> [Problem description]
Output the data exactly, with every line intact.

=-=-=-=-=

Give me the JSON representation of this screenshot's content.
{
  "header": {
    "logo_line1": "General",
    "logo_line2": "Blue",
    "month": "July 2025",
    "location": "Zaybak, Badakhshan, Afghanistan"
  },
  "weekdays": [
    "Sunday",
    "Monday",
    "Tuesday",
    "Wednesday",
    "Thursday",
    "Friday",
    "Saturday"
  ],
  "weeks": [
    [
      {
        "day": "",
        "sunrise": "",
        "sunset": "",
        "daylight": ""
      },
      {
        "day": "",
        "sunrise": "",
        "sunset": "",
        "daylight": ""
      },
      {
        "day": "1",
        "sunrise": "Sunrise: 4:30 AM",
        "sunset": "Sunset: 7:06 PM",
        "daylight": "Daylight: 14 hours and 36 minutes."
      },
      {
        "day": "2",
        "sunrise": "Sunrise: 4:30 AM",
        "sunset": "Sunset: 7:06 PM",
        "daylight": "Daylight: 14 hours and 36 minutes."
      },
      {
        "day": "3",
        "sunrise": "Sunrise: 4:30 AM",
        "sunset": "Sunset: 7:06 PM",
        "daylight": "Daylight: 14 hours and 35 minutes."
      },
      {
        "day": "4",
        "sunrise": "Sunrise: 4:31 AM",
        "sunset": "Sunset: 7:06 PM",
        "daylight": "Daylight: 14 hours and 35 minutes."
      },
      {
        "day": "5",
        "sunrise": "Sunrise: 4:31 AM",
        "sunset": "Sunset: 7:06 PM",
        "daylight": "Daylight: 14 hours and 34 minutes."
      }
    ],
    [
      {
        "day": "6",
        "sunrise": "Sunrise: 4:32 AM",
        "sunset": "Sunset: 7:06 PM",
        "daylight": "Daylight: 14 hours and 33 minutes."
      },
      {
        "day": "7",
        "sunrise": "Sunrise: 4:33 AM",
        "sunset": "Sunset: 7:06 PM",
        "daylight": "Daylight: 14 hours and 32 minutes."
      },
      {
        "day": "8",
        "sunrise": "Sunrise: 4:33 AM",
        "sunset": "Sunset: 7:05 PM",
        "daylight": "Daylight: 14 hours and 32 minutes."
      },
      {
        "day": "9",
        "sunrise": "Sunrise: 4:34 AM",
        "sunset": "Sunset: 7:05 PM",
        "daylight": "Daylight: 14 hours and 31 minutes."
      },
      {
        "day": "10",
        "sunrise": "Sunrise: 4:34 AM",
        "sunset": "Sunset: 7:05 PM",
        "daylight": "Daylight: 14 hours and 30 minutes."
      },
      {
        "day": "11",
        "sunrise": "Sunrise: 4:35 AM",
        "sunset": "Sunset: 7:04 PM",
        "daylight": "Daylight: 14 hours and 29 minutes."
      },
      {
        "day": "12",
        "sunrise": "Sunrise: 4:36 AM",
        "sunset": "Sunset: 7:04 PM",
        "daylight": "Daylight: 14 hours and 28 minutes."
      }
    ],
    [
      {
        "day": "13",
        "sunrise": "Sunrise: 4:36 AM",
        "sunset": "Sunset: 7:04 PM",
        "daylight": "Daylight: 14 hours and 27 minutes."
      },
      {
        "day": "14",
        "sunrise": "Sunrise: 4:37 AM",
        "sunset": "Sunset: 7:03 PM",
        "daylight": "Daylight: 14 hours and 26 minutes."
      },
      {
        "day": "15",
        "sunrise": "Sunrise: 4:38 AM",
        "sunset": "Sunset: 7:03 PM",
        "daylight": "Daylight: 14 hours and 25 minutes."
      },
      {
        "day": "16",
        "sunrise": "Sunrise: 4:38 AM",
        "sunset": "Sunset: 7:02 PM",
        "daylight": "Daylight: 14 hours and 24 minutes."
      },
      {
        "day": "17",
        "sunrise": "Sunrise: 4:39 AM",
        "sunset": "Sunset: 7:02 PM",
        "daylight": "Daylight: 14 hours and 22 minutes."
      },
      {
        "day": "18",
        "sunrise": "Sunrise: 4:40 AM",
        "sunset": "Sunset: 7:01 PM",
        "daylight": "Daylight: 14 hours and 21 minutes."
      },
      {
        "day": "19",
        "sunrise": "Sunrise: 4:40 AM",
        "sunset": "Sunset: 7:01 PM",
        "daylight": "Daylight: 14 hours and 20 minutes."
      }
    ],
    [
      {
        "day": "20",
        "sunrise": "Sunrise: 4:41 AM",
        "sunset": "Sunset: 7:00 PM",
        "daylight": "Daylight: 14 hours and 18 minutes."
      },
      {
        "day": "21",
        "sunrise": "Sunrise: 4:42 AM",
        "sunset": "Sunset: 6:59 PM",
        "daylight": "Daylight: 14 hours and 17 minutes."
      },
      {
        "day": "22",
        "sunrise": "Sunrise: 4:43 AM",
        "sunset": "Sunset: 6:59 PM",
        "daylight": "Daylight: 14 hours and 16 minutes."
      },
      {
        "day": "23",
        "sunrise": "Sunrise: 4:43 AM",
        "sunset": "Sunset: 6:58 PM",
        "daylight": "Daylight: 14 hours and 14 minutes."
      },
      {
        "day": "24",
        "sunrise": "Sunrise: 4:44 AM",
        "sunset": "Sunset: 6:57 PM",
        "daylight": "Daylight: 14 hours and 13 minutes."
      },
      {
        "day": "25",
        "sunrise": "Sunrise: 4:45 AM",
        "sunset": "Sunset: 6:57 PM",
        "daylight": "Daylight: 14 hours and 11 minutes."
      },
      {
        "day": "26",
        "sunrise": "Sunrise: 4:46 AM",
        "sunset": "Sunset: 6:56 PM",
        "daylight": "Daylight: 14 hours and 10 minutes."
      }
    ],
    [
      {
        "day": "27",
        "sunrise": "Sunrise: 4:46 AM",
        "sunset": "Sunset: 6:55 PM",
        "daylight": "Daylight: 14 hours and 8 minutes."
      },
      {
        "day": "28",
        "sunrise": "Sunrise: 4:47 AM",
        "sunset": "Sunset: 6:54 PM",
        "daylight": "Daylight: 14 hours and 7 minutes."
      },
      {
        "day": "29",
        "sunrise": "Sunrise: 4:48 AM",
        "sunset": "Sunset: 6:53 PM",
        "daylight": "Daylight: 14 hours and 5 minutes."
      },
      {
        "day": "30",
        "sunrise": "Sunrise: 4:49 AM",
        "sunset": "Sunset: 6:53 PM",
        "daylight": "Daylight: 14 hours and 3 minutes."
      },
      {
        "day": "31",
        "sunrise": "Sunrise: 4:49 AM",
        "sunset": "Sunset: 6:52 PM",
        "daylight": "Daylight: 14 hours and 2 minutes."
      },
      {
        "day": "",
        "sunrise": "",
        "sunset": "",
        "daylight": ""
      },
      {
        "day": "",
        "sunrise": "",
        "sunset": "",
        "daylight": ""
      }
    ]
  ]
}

=-=-=-=-=

> [Exercise solution]
Give me the JSON representation of this screenshot's content.
{
  "header": {
    "logo_line1": "General",
    "logo_line2": "Blue",
    "month": "July 2025",
    "location": "Zaybak, Badakhshan, Afghanistan"
  },
  "weekdays": [
    "Sunday",
    "Monday",
    "Tuesday",
    "Wednesday",
    "Thursday",
    "Friday",
    "Saturday"
  ],
  "weeks": [
    [
      {
        "day": "",
        "sunrise": "",
        "sunset": "",
        "daylight": ""
      },
      {
        "day": "",
        "sunrise": "",
        "sunset": "",
        "daylight": ""
      },
      {
        "day": "1",
        "sunrise": "Sunrise: 4:30 AM",
        "sunset": "Sunset: 7:06 PM",
        "daylight": "Daylight: 14 hours and 36 minutes."
      },
      {
        "day": "2",
        "sunrise": "Sunrise: 4:30 AM",
        "sunset": "Sunset: 7:06 PM",
        "daylight": "Daylight: 14 hours and 36 minutes."
      },
      {
        "day": "3",
        "sunrise": "Sunrise: 4:30 AM",
        "sunset": "Sunset: 7:06 PM",
        "daylight": "Daylight: 14 hours and 35 minutes."
      },
      {
        "day": "4",
        "sunrise": "Sunrise: 4:31 AM",
        "sunset": "Sunset: 7:06 PM",
        "daylight": "Daylight: 14 hours and 35 minutes."
      },
      {
        "day": "5",
        "sunrise": "Sunrise: 4:31 AM",
        "sunset": "Sunset: 7:06 PM",
        "daylight": "Daylight: 14 hours and 34 minutes."
      }
    ],
    [
      {
        "day": "6",
        "sunrise": "Sunrise: 4:32 AM",
        "sunset": "Sunset: 7:06 PM",
        "daylight": "Daylight: 14 hours and 33 minutes."
      },
      {
        "day": "7",
        "sunrise": "Sunrise: 4:33 AM",
        "sunset": "Sunset: 7:06 PM",
        "daylight": "Daylight: 14 hours and 32 minutes."
      },
      {
        "day": "8",
        "sunrise": "Sunrise: 4:33 AM",
        "sunset": "Sunset: 7:05 PM",
        "daylight": "Daylight: 14 hours and 32 minutes."
      },
      {
        "day": "9",
        "sunrise": "Sunrise: 4:34 AM",
        "sunset": "Sunset: 7:05 PM",
        "daylight": "Daylight: 14 hours and 31 minutes."
      },
      {
        "day": "10",
        "sunrise": "Sunrise: 4:34 AM",
        "sunset": "Sunset: 7:05 PM",
        "daylight": "Daylight: 14 hours and 30 minutes."
      },
      {
        "day": "11",
        "sunrise": "Sunrise: 4:35 AM",
        "sunset": "Sunset: 7:04 PM",
        "daylight": "Daylight: 14 hours and 29 minutes."
      },
      {
        "day": "12",
        "sunrise": "Sunrise: 4:36 AM",
        "sunset": "Sunset: 7:04 PM",
        "daylight": "Daylight: 14 hours and 28 minutes."
      }
    ],
    [
      {
        "day": "13",
        "sunrise": "Sunrise: 4:36 AM",
        "sunset": "Sunset: 7:04 PM",
        "daylight": "Daylight: 14 hours and 27 minutes."
      },
      {
        "day": "14",
        "sunrise": "Sunrise: 4:37 AM",
        "sunset": "Sunset: 7:03 PM",
        "daylight": "Daylight: 14 hours and 26 minutes."
      },
      {
        "day": "15",
        "sunrise": "Sunrise: 4:38 AM",
        "sunset": "Sunset: 7:03 PM",
        "daylight": "Daylight: 14 hours and 25 minutes."
      },
      {
        "day": "16",
        "sunrise": "Sunrise: 4:38 AM",
        "sunset": "Sunset: 7:02 PM",
        "daylight": "Daylight: 14 hours and 24 minutes."
      },
      {
        "day": "17",
        "sunrise": "Sunrise: 4:39 AM",
        "sunset": "Sunset: 7:02 PM",
        "daylight": "Daylight: 14 hours and 22 minutes."
      },
      {
        "day": "18",
        "sunrise": "Sunrise: 4:40 AM",
        "sunset": "Sunset: 7:01 PM",
        "daylight": "Daylight: 14 hours and 21 minutes."
      },
      {
        "day": "19",
        "sunrise": "Sunrise: 4:40 AM",
        "sunset": "Sunset: 7:01 PM",
        "daylight": "Daylight: 14 hours and 20 minutes."
      }
    ],
    [
      {
        "day": "20",
        "sunrise": "Sunrise: 4:41 AM",
        "sunset": "Sunset: 7:00 PM",
        "daylight": "Daylight: 14 hours and 18 minutes."
      },
      {
        "day": "21",
        "sunrise": "Sunrise: 4:42 AM",
        "sunset": "Sunset: 6:59 PM",
        "daylight": "Daylight: 14 hours and 17 minutes."
      },
      {
        "day": "22",
        "sunrise": "Sunrise: 4:43 AM",
        "sunset": "Sunset: 6:59 PM",
        "daylight": "Daylight: 14 hours and 16 minutes."
      },
      {
        "day": "23",
        "sunrise": "Sunrise: 4:43 AM",
        "sunset": "Sunset: 6:58 PM",
        "daylight": "Daylight: 14 hours and 14 minutes."
      },
      {
        "day": "24",
        "sunrise": "Sunrise: 4:44 AM",
        "sunset": "Sunset: 6:57 PM",
        "daylight": "Daylight: 14 hours and 13 minutes."
      },
      {
        "day": "25",
        "sunrise": "Sunrise: 4:45 AM",
        "sunset": "Sunset: 6:57 PM",
        "daylight": "Daylight: 14 hours and 11 minutes."
      },
      {
        "day": "26",
        "sunrise": "Sunrise: 4:46 AM",
        "sunset": "Sunset: 6:56 PM",
        "daylight": "Daylight: 14 hours and 10 minutes."
      }
    ],
    [
      {
        "day": "27",
        "sunrise": "Sunrise: 4:46 AM",
        "sunset": "Sunset: 6:55 PM",
        "daylight": "Daylight: 14 hours and 8 minutes."
      },
      {
        "day": "28",
        "sunrise": "Sunrise: 4:47 AM",
        "sunset": "Sunset: 6:54 PM",
        "daylight": "Daylight: 14 hours and 7 minutes."
      },
      {
        "day": "29",
        "sunrise": "Sunrise: 4:48 AM",
        "sunset": "Sunset: 6:53 PM",
        "daylight": "Daylight: 14 hours and 5 minutes."
      },
      {
        "day": "30",
        "sunrise": "Sunrise: 4:49 AM",
        "sunset": "Sunset: 6:53 PM",
        "daylight": "Daylight: 14 hours and 3 minutes."
      },
      {
        "day": "31",
        "sunrise": "Sunrise: 4:49 AM",
        "sunset": "Sunset: 6:52 PM",
        "daylight": "Daylight: 14 hours and 2 minutes."
      },
      {
        "day": "",
        "sunrise": "",
        "sunset": "",
        "daylight": ""
      },
      {
        "day": "",
        "sunrise": "",
        "sunset": "",
        "daylight": ""
      }
    ]
  ]
}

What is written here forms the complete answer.